-- Required work --
Write out every entry exactly as it appears.

-- Excerpted data --
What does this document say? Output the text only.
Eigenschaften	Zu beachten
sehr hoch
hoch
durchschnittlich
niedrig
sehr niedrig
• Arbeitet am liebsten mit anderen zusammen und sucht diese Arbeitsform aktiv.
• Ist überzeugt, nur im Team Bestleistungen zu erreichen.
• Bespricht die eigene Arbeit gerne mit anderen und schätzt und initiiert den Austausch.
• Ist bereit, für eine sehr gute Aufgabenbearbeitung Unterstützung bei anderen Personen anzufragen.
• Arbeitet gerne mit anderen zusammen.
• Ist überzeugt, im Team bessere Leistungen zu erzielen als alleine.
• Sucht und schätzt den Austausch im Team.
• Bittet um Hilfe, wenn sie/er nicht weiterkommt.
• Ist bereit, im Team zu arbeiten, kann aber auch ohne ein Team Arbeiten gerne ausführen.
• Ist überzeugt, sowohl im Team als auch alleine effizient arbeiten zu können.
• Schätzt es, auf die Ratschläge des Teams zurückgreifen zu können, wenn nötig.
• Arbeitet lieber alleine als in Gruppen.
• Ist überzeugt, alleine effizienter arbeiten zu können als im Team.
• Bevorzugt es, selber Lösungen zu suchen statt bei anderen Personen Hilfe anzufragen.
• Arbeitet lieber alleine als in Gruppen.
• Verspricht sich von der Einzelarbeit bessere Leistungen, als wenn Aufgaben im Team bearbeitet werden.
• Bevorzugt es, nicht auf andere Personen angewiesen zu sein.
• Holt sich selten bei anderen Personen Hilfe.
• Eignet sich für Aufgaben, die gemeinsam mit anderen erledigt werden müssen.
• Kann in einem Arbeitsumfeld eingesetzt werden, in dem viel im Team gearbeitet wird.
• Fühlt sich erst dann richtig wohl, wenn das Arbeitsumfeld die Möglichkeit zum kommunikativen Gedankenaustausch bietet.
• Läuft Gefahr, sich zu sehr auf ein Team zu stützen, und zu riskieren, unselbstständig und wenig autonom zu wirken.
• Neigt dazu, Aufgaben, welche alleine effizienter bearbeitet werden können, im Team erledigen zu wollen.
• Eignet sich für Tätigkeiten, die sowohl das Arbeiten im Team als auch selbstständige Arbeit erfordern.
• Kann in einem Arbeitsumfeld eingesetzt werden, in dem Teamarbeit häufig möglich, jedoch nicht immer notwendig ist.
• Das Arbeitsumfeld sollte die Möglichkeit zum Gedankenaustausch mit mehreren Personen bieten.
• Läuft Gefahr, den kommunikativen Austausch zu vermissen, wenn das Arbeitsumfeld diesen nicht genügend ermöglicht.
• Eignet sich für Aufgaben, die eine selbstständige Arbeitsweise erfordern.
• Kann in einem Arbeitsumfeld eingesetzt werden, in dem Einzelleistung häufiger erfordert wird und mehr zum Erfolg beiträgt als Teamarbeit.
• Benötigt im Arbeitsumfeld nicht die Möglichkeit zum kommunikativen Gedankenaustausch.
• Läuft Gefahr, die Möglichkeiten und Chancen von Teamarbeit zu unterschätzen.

-- Finished exercise --
What does this document say? Output the text only.
Eigenschaften	Zu beachten
sehr hoch
hoch
durchschnittlich
niedrig
sehr niedrig
• Arbeitet am liebsten mit anderen zusammen und sucht diese Arbeitsform aktiv.
• Ist überzeugt, nur im Team Bestleistungen zu erreichen.
• Bespricht die eigene Arbeit gerne mit anderen und schätzt und initiiert den Austausch.
• Ist bereit, für eine sehr gute Aufgabenbearbeitung Unterstützung bei anderen Personen anzufragen.
• Arbeitet gerne mit anderen zusammen.
• Ist überzeugt, im Team bessere Leistungen zu erzielen als alleine.
• Sucht und schätzt den Austausch im Team.
• Bittet um Hilfe, wenn sie/er nicht weiterkommt.
• Ist bereit, im Team zu arbeiten, kann aber auch ohne ein Team Arbeiten gerne ausführen.
• Ist überzeugt, sowohl im Team als auch alleine effizient arbeiten zu können.
• Schätzt es, auf die Ratschläge des Teams zurückgreifen zu können, wenn nötig.
• Arbeitet lieber alleine als in Gruppen.
• Ist überzeugt, alleine effizienter arbeiten zu können als im Team.
• Bevorzugt es, selber Lösungen zu suchen statt bei anderen Personen Hilfe anzufragen.
• Arbeitet lieber alleine als in Gruppen.
• Verspricht sich von der Einzelarbeit bessere Leistungen, als wenn Aufgaben im Team bearbeitet werden.
• Bevorzugt es, nicht auf andere Personen angewiesen zu sein.
• Holt sich selten bei anderen Personen Hilfe.
• Eignet sich für Aufgaben, die gemeinsam mit anderen erledigt werden müssen.
• Kann in einem Arbeitsumfeld eingesetzt werden, in dem viel im Team gearbeitet wird.
• Fühlt sich erst dann richtig wohl, wenn das Arbeitsumfeld die Möglichkeit zum kommunikativen Gedankenaustausch bietet.
• Läuft Gefahr, sich zu sehr auf ein Team zu stützen, und zu riskieren, unselbstständig und wenig autonom zu wirken.
• Neigt dazu, Aufgaben, welche alleine effizienter bearbeitet werden können, im Team erledigen zu wollen.
• Eignet sich für Tätigkeiten, die sowohl das Arbeiten im Team als auch selbstständige Arbeit erfordern.
• Kann in einem Arbeitsumfeld eingesetzt werden, in dem Teamarbeit häufig möglich, jedoch nicht immer notwendig ist.
• Das Arbeitsumfeld sollte die Möglichkeit zum Gedankenaustausch mit mehreren Personen bieten.
• Läuft Gefahr, den kommunikativen Austausch zu vermissen, wenn das Arbeitsumfeld diesen nicht genügend ermöglicht.
• Eignet sich für Aufgaben, die eine selbstständige Arbeitsweise erfordern.
• Kann in einem Arbeitsumfeld eingesetzt werden, in dem Einzelleistung häufiger erfordert wird und mehr zum Erfolg beiträgt als Teamarbeit.
• Benötigt im Arbeitsumfeld nicht die Möglichkeit zum kommunikativen Gedankenaustausch.
• Läuft Gefahr, die Möglichkeiten und Chancen von Teamarbeit zu unterschätzen.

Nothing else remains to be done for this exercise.